>> Begin Information supplied
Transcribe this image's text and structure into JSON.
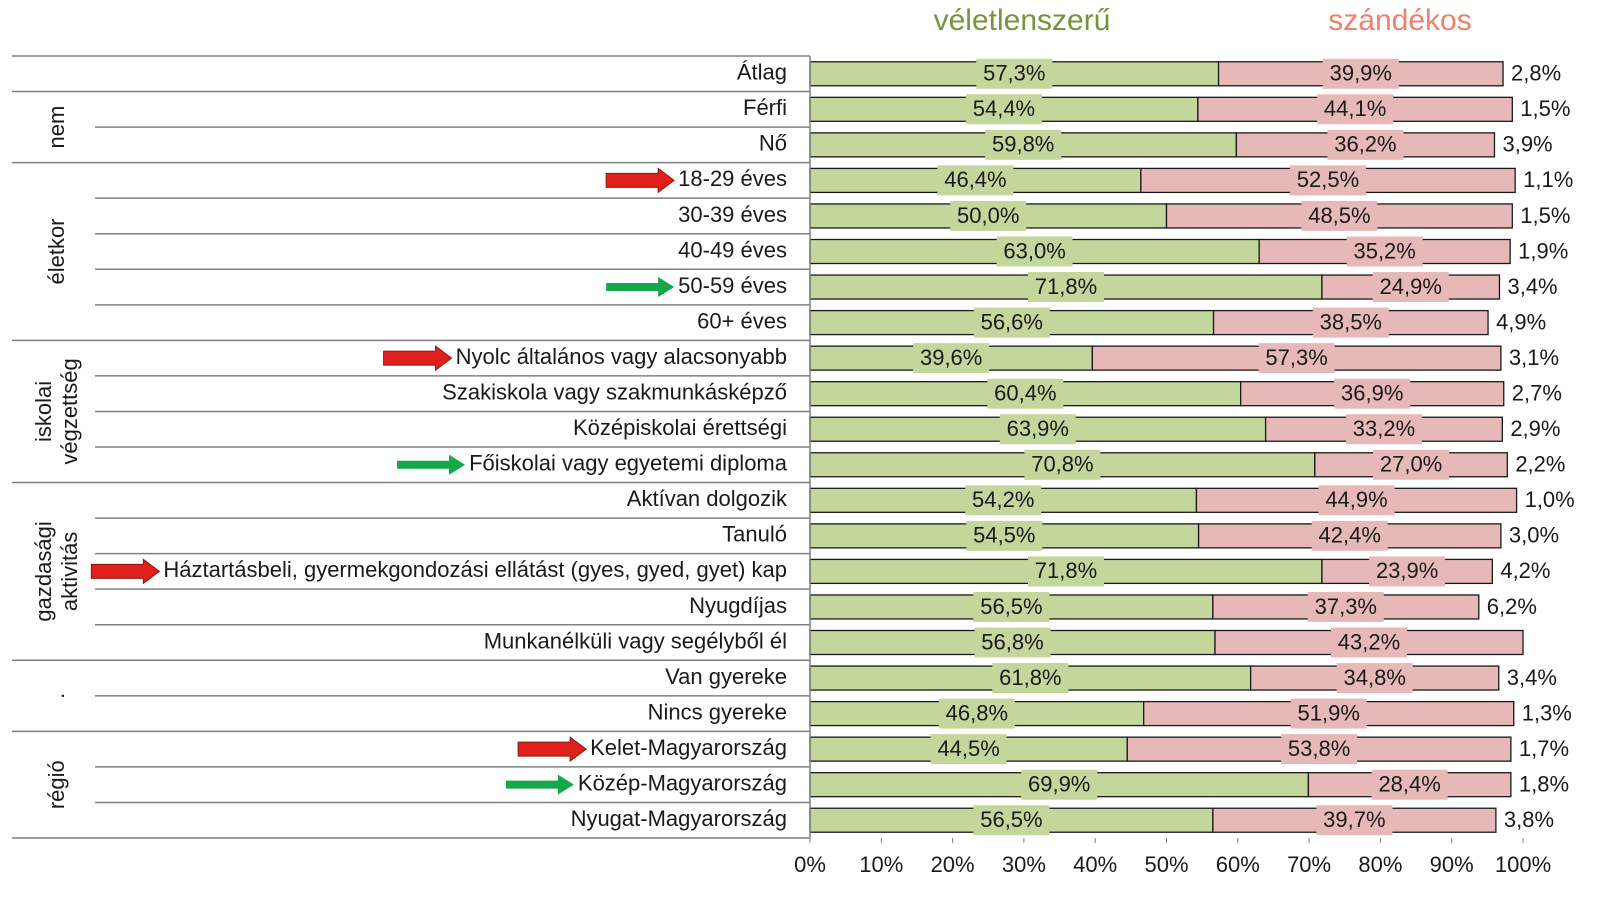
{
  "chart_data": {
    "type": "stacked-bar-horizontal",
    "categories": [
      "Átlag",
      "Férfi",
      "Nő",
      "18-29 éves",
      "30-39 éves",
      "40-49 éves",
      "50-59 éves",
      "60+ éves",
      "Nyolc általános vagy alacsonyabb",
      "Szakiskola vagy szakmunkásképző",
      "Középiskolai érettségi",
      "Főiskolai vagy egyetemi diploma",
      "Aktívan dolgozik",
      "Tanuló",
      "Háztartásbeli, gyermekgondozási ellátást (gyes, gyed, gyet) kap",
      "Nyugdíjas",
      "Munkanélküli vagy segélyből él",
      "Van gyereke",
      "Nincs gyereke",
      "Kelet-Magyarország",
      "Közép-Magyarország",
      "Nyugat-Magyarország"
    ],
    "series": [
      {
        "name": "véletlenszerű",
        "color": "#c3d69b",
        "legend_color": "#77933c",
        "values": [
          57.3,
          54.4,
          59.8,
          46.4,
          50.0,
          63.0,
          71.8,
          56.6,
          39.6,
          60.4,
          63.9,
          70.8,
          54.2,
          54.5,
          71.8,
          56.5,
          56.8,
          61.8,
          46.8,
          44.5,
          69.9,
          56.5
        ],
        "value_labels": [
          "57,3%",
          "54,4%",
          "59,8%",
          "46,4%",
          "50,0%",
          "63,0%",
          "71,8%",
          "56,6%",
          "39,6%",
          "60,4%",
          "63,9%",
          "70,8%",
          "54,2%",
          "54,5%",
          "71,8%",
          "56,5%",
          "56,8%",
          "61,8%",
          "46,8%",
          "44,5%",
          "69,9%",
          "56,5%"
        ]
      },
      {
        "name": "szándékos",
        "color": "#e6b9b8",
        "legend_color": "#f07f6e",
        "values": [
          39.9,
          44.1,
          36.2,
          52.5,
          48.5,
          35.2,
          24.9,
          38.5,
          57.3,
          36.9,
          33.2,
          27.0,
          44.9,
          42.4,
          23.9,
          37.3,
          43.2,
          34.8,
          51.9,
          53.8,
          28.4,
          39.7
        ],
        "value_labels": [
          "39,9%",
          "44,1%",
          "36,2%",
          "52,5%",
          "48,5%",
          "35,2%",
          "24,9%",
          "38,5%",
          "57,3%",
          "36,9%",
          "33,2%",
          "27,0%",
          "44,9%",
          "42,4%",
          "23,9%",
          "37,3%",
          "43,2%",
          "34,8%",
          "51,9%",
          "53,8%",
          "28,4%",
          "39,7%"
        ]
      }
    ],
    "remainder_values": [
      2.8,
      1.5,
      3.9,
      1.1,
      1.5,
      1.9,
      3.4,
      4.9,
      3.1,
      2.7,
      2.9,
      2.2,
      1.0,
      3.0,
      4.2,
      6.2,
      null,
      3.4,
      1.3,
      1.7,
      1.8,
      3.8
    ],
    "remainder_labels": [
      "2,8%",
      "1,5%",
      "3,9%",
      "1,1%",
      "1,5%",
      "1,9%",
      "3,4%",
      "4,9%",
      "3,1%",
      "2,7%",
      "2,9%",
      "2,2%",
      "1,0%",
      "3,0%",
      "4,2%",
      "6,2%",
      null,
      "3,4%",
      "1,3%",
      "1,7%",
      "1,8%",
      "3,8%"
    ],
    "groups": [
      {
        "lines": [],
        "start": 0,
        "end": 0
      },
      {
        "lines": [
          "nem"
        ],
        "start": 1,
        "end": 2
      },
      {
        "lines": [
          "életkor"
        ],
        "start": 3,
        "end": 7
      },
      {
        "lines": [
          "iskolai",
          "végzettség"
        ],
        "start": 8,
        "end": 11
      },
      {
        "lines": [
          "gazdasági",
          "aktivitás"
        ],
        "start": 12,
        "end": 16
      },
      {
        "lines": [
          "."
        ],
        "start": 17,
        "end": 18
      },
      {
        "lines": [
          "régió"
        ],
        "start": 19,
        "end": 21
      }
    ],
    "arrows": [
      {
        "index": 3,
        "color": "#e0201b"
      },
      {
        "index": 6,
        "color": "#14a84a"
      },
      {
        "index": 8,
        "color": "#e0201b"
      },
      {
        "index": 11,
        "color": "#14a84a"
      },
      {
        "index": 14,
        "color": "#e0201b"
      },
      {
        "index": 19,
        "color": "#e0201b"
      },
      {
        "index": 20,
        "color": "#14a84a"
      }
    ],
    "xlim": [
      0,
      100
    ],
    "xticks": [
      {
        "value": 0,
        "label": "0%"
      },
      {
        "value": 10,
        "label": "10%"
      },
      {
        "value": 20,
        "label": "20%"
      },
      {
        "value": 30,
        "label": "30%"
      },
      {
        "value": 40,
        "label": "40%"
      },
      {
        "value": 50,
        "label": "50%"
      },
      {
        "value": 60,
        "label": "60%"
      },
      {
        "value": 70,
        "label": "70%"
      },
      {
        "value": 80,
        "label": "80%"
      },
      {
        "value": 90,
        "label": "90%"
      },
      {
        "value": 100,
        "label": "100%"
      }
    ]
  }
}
>> End Information supplied
>> Begin Information supplied
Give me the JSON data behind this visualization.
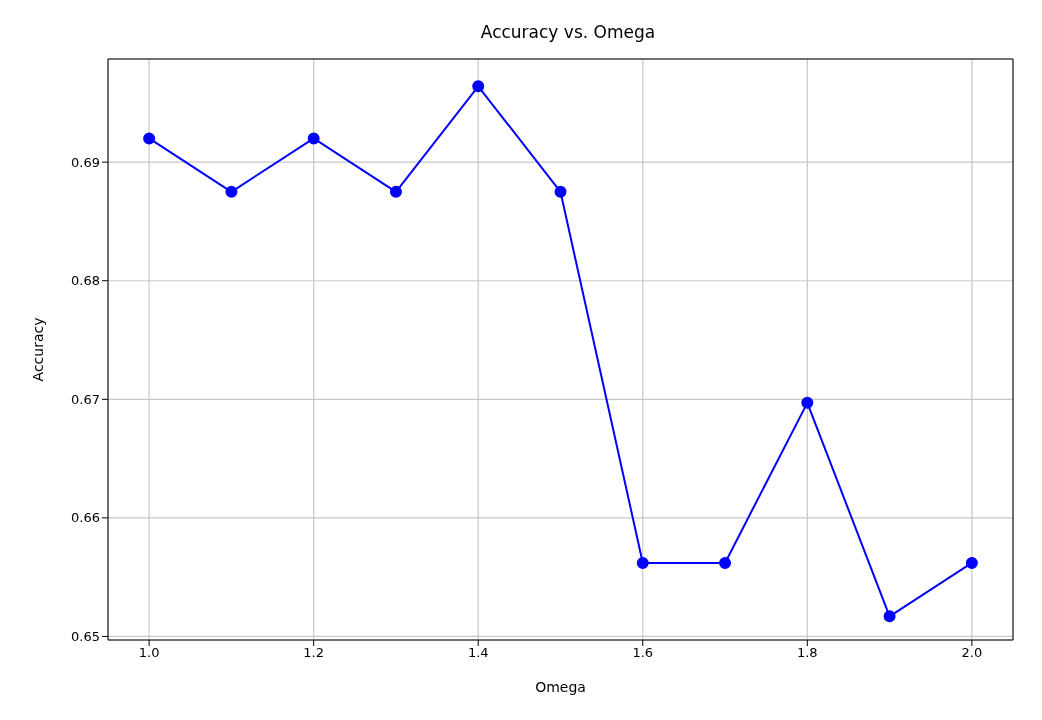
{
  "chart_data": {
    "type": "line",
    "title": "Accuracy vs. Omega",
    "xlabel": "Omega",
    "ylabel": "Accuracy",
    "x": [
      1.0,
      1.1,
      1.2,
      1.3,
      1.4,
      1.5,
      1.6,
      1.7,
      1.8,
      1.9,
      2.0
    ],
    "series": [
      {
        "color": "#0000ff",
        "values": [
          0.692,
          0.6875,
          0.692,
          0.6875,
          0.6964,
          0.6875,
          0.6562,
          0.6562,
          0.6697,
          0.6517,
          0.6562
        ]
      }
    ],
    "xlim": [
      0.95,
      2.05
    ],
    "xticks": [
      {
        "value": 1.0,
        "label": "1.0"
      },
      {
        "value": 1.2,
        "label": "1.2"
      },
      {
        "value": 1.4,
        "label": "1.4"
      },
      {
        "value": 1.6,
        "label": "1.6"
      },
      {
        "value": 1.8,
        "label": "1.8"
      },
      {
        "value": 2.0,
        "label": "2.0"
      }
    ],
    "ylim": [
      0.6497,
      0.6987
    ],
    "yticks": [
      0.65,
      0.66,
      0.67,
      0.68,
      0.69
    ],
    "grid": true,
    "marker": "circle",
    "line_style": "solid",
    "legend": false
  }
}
>> End Information supplied
- _Your task_:
Check each line above for "JSON" and return the ones that have it.

- _The reply_:
Transcribe this image's text and structure into JSON.
Give me the JSON data behind this visualization.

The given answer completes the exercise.